WHAT IS NEEDED: Copy all of the records below verbatim.

::: DATA FOR THIS EXERCISE :::

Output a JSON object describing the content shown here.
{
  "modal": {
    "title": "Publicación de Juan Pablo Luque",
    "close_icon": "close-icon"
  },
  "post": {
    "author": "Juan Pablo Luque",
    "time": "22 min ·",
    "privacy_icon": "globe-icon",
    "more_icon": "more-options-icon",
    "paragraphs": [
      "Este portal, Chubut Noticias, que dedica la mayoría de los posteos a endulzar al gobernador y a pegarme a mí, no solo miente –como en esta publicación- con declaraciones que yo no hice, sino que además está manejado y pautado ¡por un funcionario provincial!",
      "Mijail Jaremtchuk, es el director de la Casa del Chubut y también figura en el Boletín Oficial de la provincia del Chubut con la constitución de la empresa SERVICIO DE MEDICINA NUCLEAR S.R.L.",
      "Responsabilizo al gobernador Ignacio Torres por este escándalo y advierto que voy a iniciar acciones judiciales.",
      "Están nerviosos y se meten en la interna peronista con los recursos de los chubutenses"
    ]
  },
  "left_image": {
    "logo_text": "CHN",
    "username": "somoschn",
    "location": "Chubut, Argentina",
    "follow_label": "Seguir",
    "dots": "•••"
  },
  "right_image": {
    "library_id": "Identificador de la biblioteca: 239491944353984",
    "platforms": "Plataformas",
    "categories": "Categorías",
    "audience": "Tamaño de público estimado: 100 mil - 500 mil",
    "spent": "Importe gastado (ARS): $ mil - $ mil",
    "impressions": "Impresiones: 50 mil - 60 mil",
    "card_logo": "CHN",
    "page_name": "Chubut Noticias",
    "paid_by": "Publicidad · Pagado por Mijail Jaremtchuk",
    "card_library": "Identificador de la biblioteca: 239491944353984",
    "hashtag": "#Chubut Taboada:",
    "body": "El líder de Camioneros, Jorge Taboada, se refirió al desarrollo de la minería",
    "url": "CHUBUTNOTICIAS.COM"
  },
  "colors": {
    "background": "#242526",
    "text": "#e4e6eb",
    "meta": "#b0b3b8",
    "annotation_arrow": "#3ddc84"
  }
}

:::

FINAL ANSWER:
Output a JSON object describing the content shown here.
{
  "modal": {
    "title": "Publicación de Juan Pablo Luque",
    "close_icon": "close-icon"
  },
  "post": {
    "author": "Juan Pablo Luque",
    "time": "22 min ·",
    "privacy_icon": "globe-icon",
    "more_icon": "more-options-icon",
    "paragraphs": [
      "Este portal, Chubut Noticias, que dedica la mayoría de los posteos a endulzar al gobernador y a pegarme a mí, no solo miente –como en esta publicación- con declaraciones que yo no hice, sino que además está manejado y pautado ¡por un funcionario provincial!",
      "Mijail Jaremtchuk, es el director de la Casa del Chubut y también figura en el Boletín Oficial de la provincia del Chubut con la constitución de la empresa SERVICIO DE MEDICINA NUCLEAR S.R.L.",
      "Responsabilizo al gobernador Ignacio Torres por este escándalo y advierto que voy a iniciar acciones judiciales.",
      "Están nerviosos y se meten en la interna peronista con los recursos de los chubutenses"
    ]
  },
  "left_image": {
    "logo_text": "CHN",
    "username": "somoschn",
    "location": "Chubut, Argentina",
    "follow_label": "Seguir",
    "dots": "•••"
  },
  "right_image": {
    "library_id": "Identificador de la biblioteca: 239491944353984",
    "platforms": "Plataformas",
    "categories": "Categorías",
    "audience": "Tamaño de público estimado: 100 mil - 500 mil",
    "spent": "Importe gastado (ARS): $ mil - $ mil",
    "impressions": "Impresiones: 50 mil - 60 mil",
    "card_logo": "CHN",
    "page_name": "Chubut Noticias",
    "paid_by": "Publicidad · Pagado por Mijail Jaremtchuk",
    "card_library": "Identificador de la biblioteca: 239491944353984",
    "hashtag": "#Chubut Taboada:",
    "body": "El líder de Camioneros, Jorge Taboada, se refirió al desarrollo de la minería",
    "url": "CHUBUTNOTICIAS.COM"
  },
  "colors": {
    "background": "#242526",
    "text": "#e4e6eb",
    "meta": "#b0b3b8",
    "annotation_arrow": "#3ddc84"
  }
}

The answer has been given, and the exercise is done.